* _GOAL_:
Reproduce all of the records exactly.

* _Records about charts and figures_:
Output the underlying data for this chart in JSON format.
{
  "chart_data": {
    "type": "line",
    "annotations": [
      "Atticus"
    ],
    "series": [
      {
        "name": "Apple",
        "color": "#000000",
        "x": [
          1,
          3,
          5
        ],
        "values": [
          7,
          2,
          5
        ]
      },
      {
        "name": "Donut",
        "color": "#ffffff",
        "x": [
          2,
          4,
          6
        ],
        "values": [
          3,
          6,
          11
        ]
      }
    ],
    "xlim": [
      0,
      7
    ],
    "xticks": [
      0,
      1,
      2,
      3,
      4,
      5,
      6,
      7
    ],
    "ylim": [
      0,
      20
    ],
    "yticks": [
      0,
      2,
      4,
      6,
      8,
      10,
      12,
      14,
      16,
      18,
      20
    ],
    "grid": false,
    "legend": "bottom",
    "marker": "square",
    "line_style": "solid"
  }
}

* _COMPLETE RESPONSE_:
Output the underlying data for this chart in JSON format.
{
  "chart_data": {
    "type": "line",
    "annotations": [
      "Atticus"
    ],
    "series": [
      {
        "name": "Apple",
        "color": "#000000",
        "x": [
          1,
          3,
          5
        ],
        "values": [
          7,
          2,
          5
        ]
      },
      {
        "name": "Donut",
        "color": "#ffffff",
        "x": [
          2,
          4,
          6
        ],
        "values": [
          3,
          6,
          11
        ]
      }
    ],
    "xlim": [
      0,
      7
    ],
    "xticks": [
      0,
      1,
      2,
      3,
      4,
      5,
      6,
      7
    ],
    "ylim": [
      0,
      20
    ],
    "yticks": [
      0,
      2,
      4,
      6,
      8,
      10,
      12,
      14,
      16,
      18,
      20
    ],
    "grid": false,
    "legend": "bottom",
    "marker": "square",
    "line_style": "solid"
  }
}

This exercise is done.